## Problem requirements
Give the count of lines in the data that include "MelScale", with no other words.

[Source data]
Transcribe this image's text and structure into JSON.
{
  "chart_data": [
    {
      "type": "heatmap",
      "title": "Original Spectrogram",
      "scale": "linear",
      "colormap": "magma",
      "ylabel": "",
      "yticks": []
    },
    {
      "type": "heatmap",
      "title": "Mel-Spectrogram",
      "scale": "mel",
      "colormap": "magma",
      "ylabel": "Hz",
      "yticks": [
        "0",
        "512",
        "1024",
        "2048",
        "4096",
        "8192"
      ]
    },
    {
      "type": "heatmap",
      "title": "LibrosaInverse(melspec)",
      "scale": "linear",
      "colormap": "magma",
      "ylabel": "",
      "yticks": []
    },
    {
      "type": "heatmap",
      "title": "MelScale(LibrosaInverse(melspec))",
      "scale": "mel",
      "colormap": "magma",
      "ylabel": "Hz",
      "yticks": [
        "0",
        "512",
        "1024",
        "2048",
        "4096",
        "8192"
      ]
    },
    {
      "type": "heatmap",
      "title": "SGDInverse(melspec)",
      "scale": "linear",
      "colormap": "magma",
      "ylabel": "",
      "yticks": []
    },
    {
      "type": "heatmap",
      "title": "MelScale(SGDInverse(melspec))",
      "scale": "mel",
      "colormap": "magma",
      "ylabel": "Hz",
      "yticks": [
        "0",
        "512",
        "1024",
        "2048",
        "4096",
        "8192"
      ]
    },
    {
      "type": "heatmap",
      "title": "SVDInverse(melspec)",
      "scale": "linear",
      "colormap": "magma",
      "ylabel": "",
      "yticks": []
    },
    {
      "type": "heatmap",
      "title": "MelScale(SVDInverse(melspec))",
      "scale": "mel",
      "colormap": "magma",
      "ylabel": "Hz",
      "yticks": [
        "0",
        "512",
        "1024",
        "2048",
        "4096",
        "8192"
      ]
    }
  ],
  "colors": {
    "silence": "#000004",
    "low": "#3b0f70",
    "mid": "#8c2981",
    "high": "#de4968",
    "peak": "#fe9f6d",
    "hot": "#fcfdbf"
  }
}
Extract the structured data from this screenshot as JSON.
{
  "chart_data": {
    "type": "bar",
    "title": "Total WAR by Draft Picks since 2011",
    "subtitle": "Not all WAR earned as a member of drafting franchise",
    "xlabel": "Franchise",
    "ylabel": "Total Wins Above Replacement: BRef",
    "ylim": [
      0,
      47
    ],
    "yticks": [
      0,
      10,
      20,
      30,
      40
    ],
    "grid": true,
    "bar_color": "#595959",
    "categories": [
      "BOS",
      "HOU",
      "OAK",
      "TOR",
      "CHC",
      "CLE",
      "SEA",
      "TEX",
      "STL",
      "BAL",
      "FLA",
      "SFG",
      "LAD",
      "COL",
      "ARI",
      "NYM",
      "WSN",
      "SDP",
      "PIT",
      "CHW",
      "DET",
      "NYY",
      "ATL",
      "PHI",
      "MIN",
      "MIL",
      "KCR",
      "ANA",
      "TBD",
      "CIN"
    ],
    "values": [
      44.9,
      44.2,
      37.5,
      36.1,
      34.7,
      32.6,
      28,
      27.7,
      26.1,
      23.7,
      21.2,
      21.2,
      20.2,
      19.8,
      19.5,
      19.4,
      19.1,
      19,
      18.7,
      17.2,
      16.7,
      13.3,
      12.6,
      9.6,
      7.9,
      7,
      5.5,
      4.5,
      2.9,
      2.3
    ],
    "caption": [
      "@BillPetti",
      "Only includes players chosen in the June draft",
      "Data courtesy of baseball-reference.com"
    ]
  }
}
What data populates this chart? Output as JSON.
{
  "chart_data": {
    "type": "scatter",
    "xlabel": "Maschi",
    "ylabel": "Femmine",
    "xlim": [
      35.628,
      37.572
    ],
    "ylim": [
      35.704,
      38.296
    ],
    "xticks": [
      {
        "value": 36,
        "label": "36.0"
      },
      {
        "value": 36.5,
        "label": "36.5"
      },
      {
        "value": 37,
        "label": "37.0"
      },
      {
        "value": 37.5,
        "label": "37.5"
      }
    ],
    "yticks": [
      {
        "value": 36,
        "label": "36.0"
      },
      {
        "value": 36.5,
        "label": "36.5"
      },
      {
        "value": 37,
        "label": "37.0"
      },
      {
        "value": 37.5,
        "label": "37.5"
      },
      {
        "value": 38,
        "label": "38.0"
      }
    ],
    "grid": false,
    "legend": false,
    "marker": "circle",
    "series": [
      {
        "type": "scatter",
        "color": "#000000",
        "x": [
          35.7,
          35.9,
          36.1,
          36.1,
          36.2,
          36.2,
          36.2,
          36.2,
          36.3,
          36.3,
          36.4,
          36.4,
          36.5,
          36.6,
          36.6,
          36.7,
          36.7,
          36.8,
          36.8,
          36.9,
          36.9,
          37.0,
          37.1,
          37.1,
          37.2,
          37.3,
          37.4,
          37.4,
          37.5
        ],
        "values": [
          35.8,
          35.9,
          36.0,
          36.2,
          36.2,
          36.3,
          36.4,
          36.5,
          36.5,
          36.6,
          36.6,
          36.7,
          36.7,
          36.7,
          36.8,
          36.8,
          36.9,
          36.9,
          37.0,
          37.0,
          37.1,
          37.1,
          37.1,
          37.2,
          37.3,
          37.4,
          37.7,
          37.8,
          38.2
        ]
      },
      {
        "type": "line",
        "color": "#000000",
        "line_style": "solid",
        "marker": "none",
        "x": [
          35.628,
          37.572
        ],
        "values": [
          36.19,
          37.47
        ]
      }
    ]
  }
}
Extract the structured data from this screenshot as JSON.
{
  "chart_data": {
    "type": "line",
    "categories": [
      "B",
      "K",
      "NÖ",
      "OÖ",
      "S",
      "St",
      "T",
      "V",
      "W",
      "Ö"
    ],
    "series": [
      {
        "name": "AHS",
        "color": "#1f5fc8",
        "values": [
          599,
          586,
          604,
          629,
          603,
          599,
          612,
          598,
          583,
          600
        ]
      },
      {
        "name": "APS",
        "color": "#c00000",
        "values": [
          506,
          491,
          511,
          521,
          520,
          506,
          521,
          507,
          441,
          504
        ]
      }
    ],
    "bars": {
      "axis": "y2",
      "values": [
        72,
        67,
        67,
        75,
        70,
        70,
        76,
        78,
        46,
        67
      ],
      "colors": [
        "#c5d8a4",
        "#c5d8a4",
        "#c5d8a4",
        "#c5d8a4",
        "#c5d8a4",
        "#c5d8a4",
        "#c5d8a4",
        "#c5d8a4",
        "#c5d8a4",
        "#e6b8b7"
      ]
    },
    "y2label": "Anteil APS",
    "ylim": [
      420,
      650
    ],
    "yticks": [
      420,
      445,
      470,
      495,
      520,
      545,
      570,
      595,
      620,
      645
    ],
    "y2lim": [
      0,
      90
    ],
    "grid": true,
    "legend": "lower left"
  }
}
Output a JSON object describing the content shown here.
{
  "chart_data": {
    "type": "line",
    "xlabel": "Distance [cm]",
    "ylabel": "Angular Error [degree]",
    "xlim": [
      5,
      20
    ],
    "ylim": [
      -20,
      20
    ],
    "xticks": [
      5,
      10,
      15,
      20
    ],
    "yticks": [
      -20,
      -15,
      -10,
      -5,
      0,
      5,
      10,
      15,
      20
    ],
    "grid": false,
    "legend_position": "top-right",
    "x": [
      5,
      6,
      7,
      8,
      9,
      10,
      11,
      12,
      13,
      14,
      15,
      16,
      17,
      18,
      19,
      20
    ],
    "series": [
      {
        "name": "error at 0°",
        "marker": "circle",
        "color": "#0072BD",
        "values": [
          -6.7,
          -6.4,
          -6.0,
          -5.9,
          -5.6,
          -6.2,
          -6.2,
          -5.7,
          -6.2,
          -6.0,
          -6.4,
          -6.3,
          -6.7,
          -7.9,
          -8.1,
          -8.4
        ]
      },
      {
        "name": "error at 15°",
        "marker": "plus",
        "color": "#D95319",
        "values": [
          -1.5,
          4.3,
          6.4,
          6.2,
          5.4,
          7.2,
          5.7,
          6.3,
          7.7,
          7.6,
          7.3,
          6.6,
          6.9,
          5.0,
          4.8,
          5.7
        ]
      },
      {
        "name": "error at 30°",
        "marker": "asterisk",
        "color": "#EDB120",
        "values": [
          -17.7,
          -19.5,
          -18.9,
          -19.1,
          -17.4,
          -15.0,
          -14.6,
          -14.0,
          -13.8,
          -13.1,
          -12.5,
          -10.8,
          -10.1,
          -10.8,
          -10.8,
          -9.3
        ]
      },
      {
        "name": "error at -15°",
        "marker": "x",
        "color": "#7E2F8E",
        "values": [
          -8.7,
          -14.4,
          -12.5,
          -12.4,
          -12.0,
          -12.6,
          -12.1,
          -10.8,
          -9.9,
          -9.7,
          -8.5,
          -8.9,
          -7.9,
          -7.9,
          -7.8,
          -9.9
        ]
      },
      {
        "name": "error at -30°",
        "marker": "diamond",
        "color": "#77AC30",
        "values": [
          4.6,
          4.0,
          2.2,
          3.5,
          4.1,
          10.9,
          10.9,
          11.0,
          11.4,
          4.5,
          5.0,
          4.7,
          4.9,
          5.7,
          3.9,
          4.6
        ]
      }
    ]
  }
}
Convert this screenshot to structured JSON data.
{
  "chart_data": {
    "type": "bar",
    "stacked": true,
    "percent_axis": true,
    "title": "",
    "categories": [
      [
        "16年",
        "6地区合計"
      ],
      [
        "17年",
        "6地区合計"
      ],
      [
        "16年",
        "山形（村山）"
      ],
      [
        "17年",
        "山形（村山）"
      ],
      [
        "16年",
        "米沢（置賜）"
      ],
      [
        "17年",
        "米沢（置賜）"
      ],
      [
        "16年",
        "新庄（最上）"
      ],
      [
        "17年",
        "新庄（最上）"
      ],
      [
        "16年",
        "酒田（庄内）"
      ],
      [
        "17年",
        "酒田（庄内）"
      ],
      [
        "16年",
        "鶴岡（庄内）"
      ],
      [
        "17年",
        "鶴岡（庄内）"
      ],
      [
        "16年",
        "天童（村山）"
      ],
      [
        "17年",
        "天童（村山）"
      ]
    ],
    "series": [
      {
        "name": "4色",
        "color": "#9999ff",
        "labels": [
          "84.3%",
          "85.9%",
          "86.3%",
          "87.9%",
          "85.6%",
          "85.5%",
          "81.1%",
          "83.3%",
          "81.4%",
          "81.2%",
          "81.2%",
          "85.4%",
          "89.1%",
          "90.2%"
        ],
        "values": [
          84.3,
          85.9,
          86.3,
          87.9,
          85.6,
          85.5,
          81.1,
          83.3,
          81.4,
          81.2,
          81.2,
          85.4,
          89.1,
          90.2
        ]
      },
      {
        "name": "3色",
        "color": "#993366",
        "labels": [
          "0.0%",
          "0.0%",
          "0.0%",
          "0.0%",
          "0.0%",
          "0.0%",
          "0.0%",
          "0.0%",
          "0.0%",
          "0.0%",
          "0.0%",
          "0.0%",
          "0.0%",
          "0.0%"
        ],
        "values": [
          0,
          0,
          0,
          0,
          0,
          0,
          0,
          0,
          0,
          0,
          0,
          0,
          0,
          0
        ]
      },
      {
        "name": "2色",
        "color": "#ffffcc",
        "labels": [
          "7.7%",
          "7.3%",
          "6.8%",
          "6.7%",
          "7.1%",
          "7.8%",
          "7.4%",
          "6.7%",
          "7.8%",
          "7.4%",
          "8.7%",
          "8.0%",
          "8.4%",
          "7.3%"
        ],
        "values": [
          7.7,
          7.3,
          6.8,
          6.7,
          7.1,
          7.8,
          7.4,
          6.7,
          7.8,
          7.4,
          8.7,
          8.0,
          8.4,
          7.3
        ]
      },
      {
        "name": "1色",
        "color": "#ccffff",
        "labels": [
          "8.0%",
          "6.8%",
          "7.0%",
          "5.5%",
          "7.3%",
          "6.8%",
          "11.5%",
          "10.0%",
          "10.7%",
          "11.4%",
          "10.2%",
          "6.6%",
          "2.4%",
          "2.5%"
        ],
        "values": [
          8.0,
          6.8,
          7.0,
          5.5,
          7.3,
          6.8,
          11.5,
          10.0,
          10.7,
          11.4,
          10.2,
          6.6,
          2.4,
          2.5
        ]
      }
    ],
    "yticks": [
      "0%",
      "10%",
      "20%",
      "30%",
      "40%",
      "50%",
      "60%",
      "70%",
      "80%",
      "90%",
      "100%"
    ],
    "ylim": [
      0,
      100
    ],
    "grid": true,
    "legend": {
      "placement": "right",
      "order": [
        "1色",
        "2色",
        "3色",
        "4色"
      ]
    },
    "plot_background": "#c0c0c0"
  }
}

## Response below
3